Data records:

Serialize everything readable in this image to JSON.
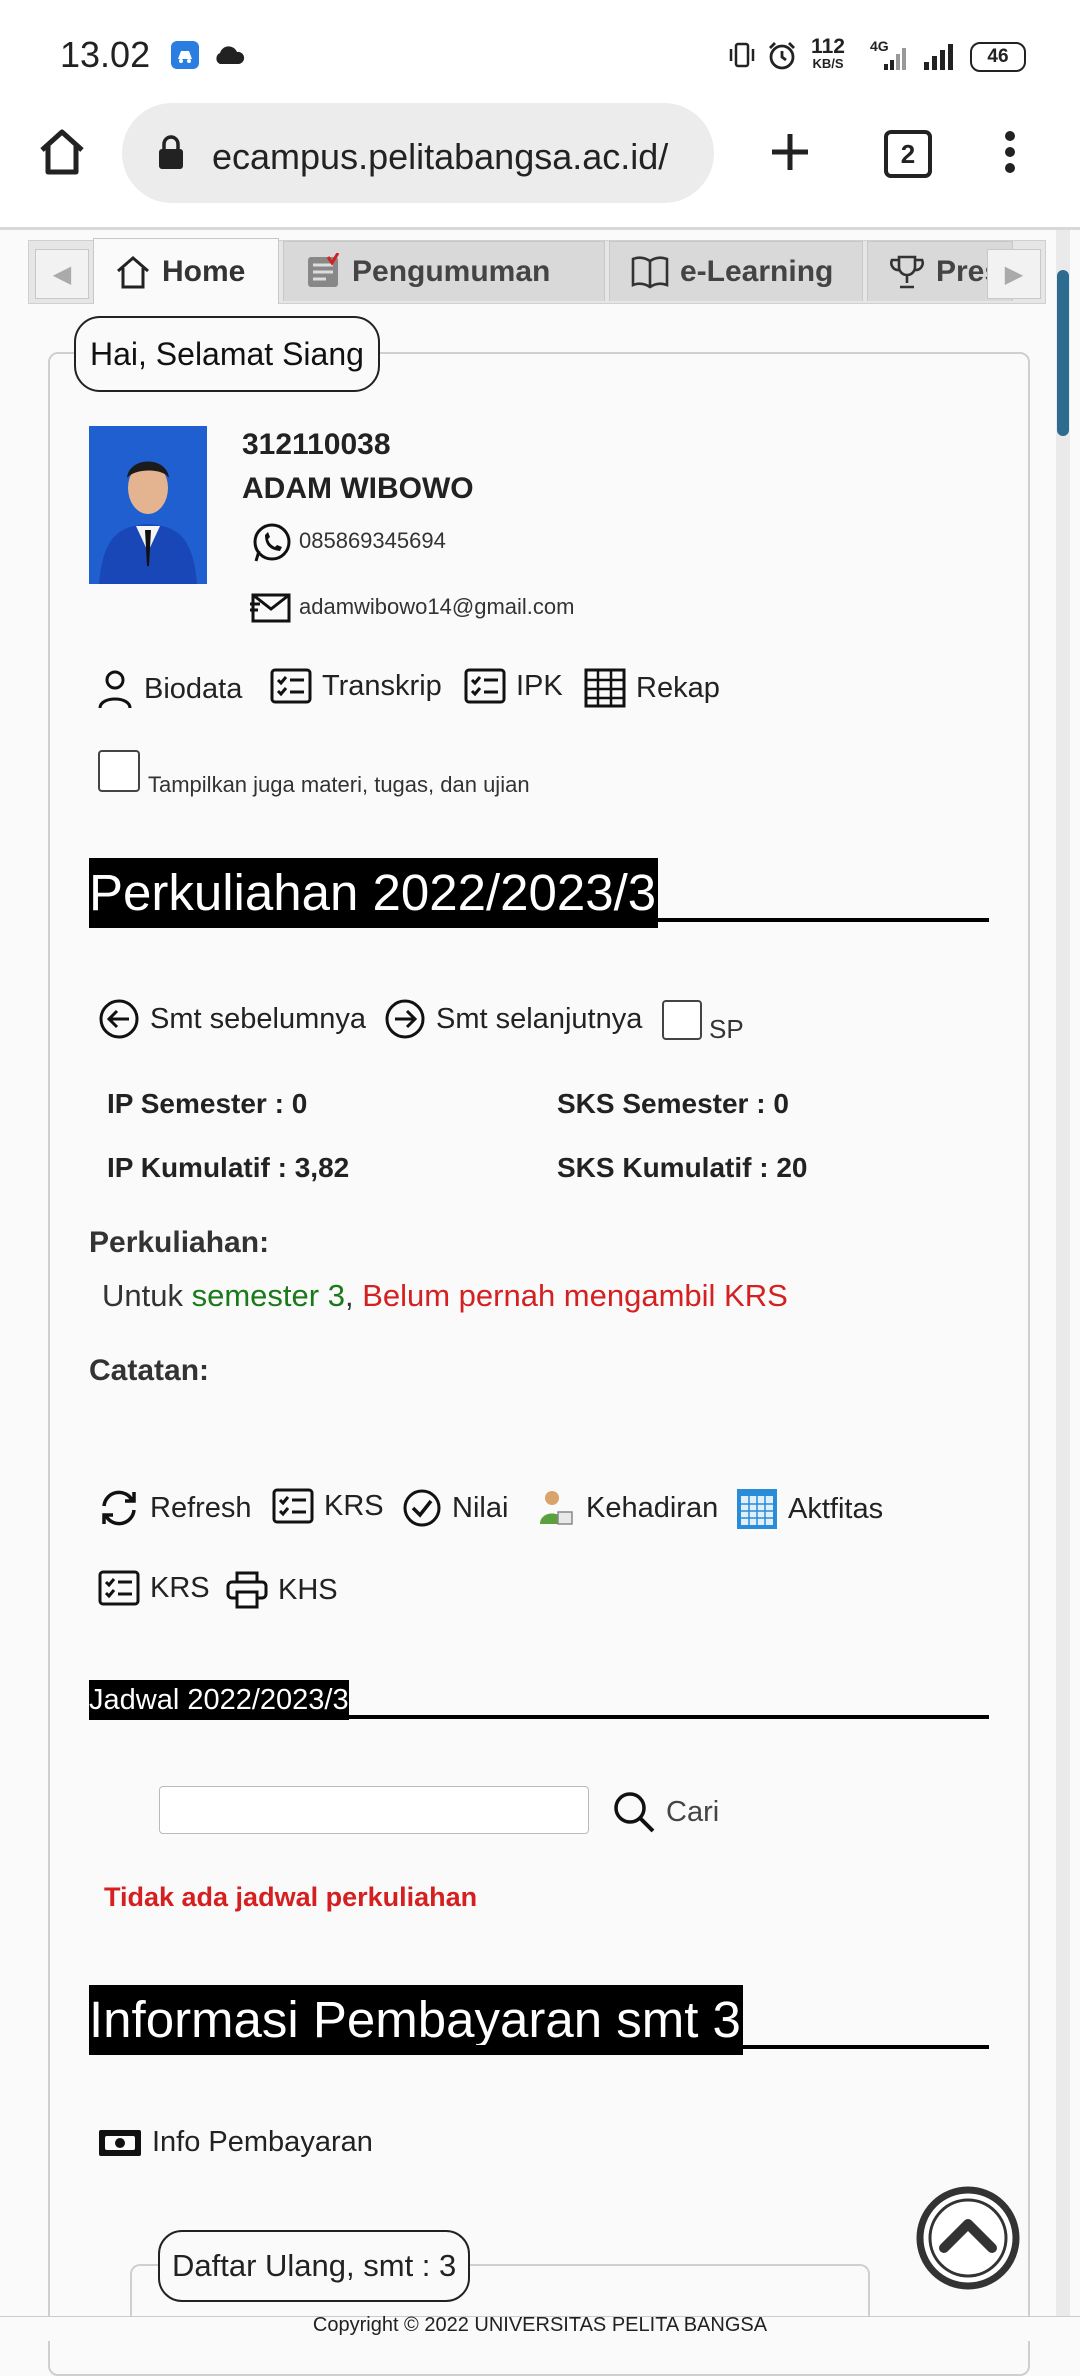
{
  "status_bar": {
    "time": "13.02",
    "net_speed_value": "112",
    "net_speed_unit": "KB/S",
    "network_type": "4G",
    "battery": "46"
  },
  "browser": {
    "url": "ecampus.pelitabangsa.ac.id/",
    "tab_count": "2"
  },
  "tabs": [
    {
      "label": "Home",
      "icon": "home-icon",
      "active": true
    },
    {
      "label": "Pengumuman",
      "icon": "announcement-icon",
      "active": false
    },
    {
      "label": "e-Learning",
      "icon": "book-icon",
      "active": false
    },
    {
      "label": "Prest",
      "icon": "trophy-icon",
      "active": false
    }
  ],
  "profile": {
    "greeting": "Hai, Selamat Siang",
    "nim": "312110038",
    "name": "ADAM WIBOWO",
    "phone": "085869345694",
    "email": "adamwibowo14@gmail.com"
  },
  "profile_links": {
    "biodata": "Biodata",
    "transkrip": "Transkrip",
    "ipk": "IPK",
    "rekap": "Rekap"
  },
  "show_materials_checkbox": {
    "label": "Tampilkan juga materi, tugas, dan ujian",
    "checked": false
  },
  "perkuliahan_section": {
    "title": "Perkuliahan 2022/2023/3",
    "prev_semester": "Smt sebelumnya",
    "next_semester": "Smt selanjutnya",
    "sp_label": "SP",
    "ip_semester": "IP Semester : 0",
    "sks_semester": "SKS Semester : 0",
    "ip_kumulatif": "IP Kumulatif : 3,82",
    "sks_kumulatif": "SKS Kumulatif : 20",
    "perkuliahan_label": "Perkuliahan:",
    "notice_prefix": "Untuk ",
    "notice_semester": "semester 3",
    "notice_sep": ", ",
    "notice_status": "Belum pernah mengambil KRS",
    "catatan_label": "Catatan:",
    "actions": {
      "refresh": "Refresh",
      "krs": "KRS",
      "nilai": "Nilai",
      "kehadiran": "Kehadiran",
      "aktfitas": "Aktfitas",
      "krs2": "KRS",
      "khs": "KHS"
    }
  },
  "jadwal_section": {
    "title": "Jadwal 2022/2023/3",
    "search_placeholder": "",
    "search_button": "Cari",
    "empty_message": "Tidak ada jadwal perkuliahan"
  },
  "pembayaran_section": {
    "title": "Informasi Pembayaran smt 3",
    "info_link": "Info Pembayaran",
    "daftar_ulang": "Daftar Ulang, smt : 3"
  },
  "footer": {
    "copyright": "Copyright © 2022 UNIVERSITAS PELITA BANGSA"
  },
  "colors": {
    "green_text": "#1a7a1a",
    "red_text": "#d42020",
    "section_title_bg": "#000000",
    "photo_blue": "#1f5fd0"
  }
}
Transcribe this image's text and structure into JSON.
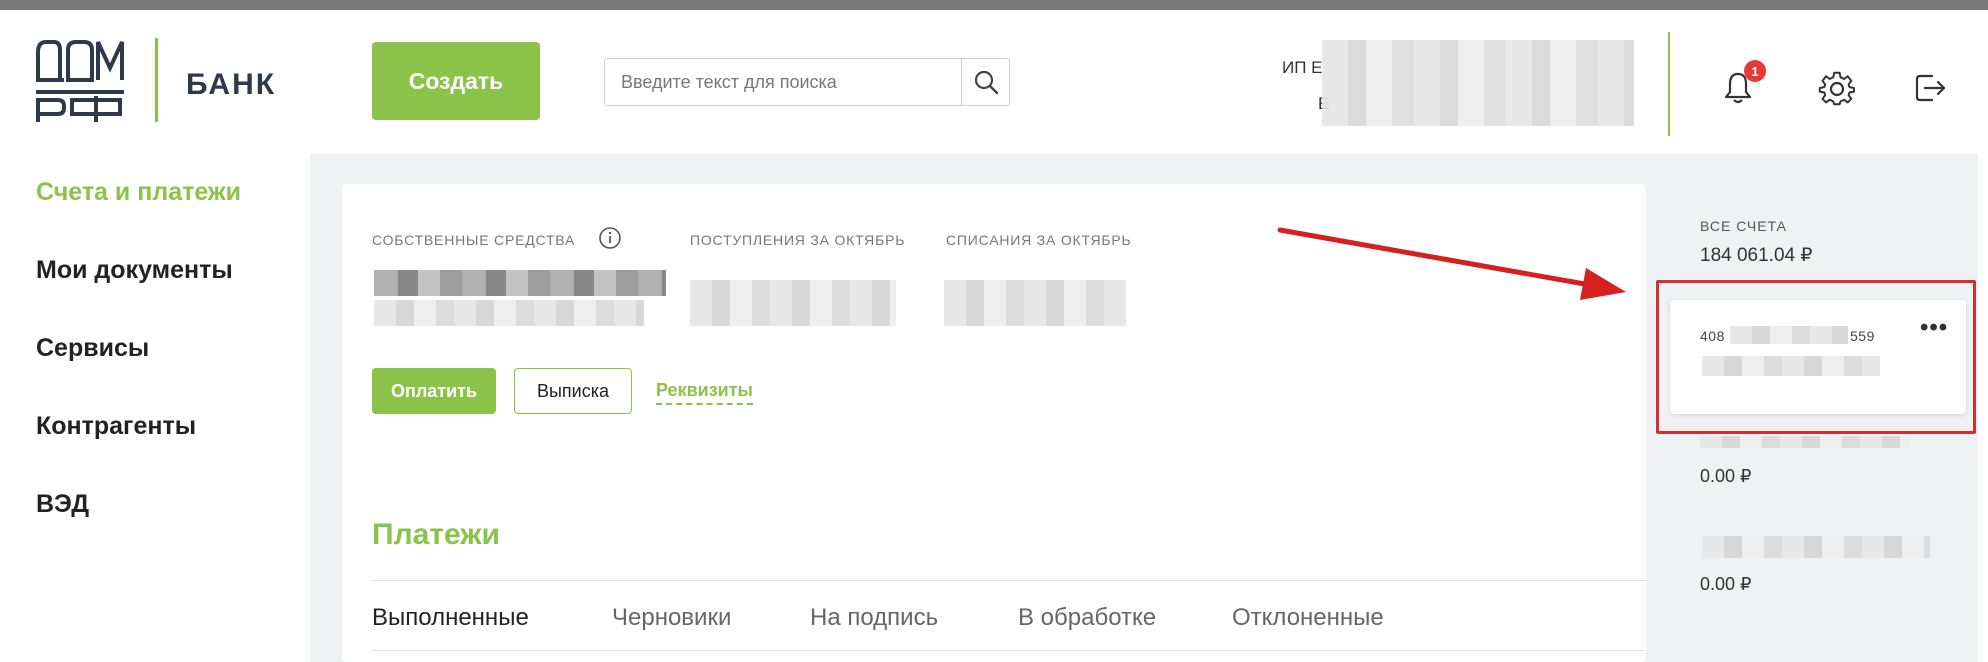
{
  "header": {
    "brand": "БАНК",
    "create_label": "Создать",
    "search_placeholder": "Введите текст для поиска",
    "user_prefix_1": "ИП Е",
    "user_prefix_2": "Е",
    "notification_count": "1"
  },
  "sidebar": {
    "items": [
      {
        "label": "Счета и платежи",
        "active": true
      },
      {
        "label": "Мои документы",
        "active": false
      },
      {
        "label": "Сервисы",
        "active": false
      },
      {
        "label": "Контрагенты",
        "active": false
      },
      {
        "label": "ВЭД",
        "active": false
      }
    ]
  },
  "main": {
    "stats": {
      "own_funds_label": "СОБСТВЕННЫЕ СРЕДСТВА",
      "income_label": "ПОСТУПЛЕНИЯ ЗА ОКТЯБРЬ",
      "expenses_label": "СПИСАНИЯ ЗА ОКТЯБРЬ"
    },
    "actions": {
      "pay_label": "Оплатить",
      "statement_label": "Выписка",
      "requisites_label": "Реквизиты"
    },
    "payments_title": "Платежи",
    "tabs": [
      {
        "label": "Выполненные",
        "active": true
      },
      {
        "label": "Черновики",
        "active": false
      },
      {
        "label": "На подпись",
        "active": false
      },
      {
        "label": "В обработке",
        "active": false
      },
      {
        "label": "Отклоненные",
        "active": false
      }
    ]
  },
  "accounts": {
    "all_label": "ВСЕ СЧЕТА",
    "all_amount": "184 061.04 ₽",
    "selected_number_start": "408",
    "selected_number_end": "559",
    "more_label": "•••",
    "second_amount": "0.00 ₽",
    "third_amount": "0.00 ₽"
  },
  "colors": {
    "accent": "#8bc34a",
    "highlight": "#d32f2f",
    "badge": "#e53935"
  }
}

◆ **Task goal**
Omit the pictures, and quote the material above exactly as given.

◆ **Output of the exercise**
Serialize everything readable in this image to JSON.
{
  "status_bar": {
    "time": "13.02",
    "net_speed_value": "112",
    "net_speed_unit": "KB/S",
    "network_type": "4G",
    "battery": "46"
  },
  "browser": {
    "url": "ecampus.pelitabangsa.ac.id/",
    "tab_count": "2"
  },
  "tabs": [
    {
      "label": "Home",
      "icon": "home-icon",
      "active": true
    },
    {
      "label": "Pengumuman",
      "icon": "announcement-icon",
      "active": false
    },
    {
      "label": "e-Learning",
      "icon": "book-icon",
      "active": false
    },
    {
      "label": "Prest",
      "icon": "trophy-icon",
      "active": false
    }
  ],
  "profile": {
    "greeting": "Hai, Selamat Siang",
    "nim": "312110038",
    "name": "ADAM WIBOWO",
    "phone": "085869345694",
    "email": "adamwibowo14@gmail.com"
  },
  "profile_links": {
    "biodata": "Biodata",
    "transkrip": "Transkrip",
    "ipk": "IPK",
    "rekap": "Rekap"
  },
  "show_materials_checkbox": {
    "label": "Tampilkan juga materi, tugas, dan ujian",
    "checked": false
  },
  "perkuliahan_section": {
    "title": "Perkuliahan 2022/2023/3",
    "prev_semester": "Smt sebelumnya",
    "next_semester": "Smt selanjutnya",
    "sp_label": "SP",
    "ip_semester": "IP Semester : 0",
    "sks_semester": "SKS Semester : 0",
    "ip_kumulatif": "IP Kumulatif : 3,82",
    "sks_kumulatif": "SKS Kumulatif : 20",
    "perkuliahan_label": "Perkuliahan:",
    "notice_prefix": "Untuk ",
    "notice_semester": "semester 3",
    "notice_sep": ", ",
    "notice_status": "Belum pernah mengambil KRS",
    "catatan_label": "Catatan:",
    "actions": {
      "refresh": "Refresh",
      "krs": "KRS",
      "nilai": "Nilai",
      "kehadiran": "Kehadiran",
      "aktfitas": "Aktfitas",
      "krs2": "KRS",
      "khs": "KHS"
    }
  },
  "jadwal_section": {
    "title": "Jadwal 2022/2023/3",
    "search_placeholder": "",
    "search_button": "Cari",
    "empty_message": "Tidak ada jadwal perkuliahan"
  },
  "pembayaran_section": {
    "title": "Informasi Pembayaran smt 3",
    "info_link": "Info Pembayaran",
    "daftar_ulang": "Daftar Ulang, smt : 3"
  },
  "footer": {
    "copyright": "Copyright © 2022 UNIVERSITAS PELITA BANGSA"
  },
  "colors": {
    "green_text": "#1a7a1a",
    "red_text": "#d42020",
    "section_title_bg": "#000000",
    "photo_blue": "#1f5fd0"
  }
}
Transcribe this image's text and structure into JSON.
{
  "header": {
    "brand": "БАНК",
    "create_label": "Создать",
    "search_placeholder": "Введите текст для поиска",
    "user_prefix_1": "ИП Е",
    "user_prefix_2": "Е",
    "notification_count": "1"
  },
  "sidebar": {
    "items": [
      {
        "label": "Счета и платежи",
        "active": true
      },
      {
        "label": "Мои документы",
        "active": false
      },
      {
        "label": "Сервисы",
        "active": false
      },
      {
        "label": "Контрагенты",
        "active": false
      },
      {
        "label": "ВЭД",
        "active": false
      }
    ]
  },
  "main": {
    "stats": {
      "own_funds_label": "СОБСТВЕННЫЕ СРЕДСТВА",
      "income_label": "ПОСТУПЛЕНИЯ ЗА ОКТЯБРЬ",
      "expenses_label": "СПИСАНИЯ ЗА ОКТЯБРЬ"
    },
    "actions": {
      "pay_label": "Оплатить",
      "statement_label": "Выписка",
      "requisites_label": "Реквизиты"
    },
    "payments_title": "Платежи",
    "tabs": [
      {
        "label": "Выполненные",
        "active": true
      },
      {
        "label": "Черновики",
        "active": false
      },
      {
        "label": "На подпись",
        "active": false
      },
      {
        "label": "В обработке",
        "active": false
      },
      {
        "label": "Отклоненные",
        "active": false
      }
    ]
  },
  "accounts": {
    "all_label": "ВСЕ СЧЕТА",
    "all_amount": "184 061.04 ₽",
    "selected_number_start": "408",
    "selected_number_end": "559",
    "more_label": "•••",
    "second_amount": "0.00 ₽",
    "third_amount": "0.00 ₽"
  },
  "colors": {
    "accent": "#8bc34a",
    "highlight": "#d32f2f",
    "badge": "#e53935"
  }
}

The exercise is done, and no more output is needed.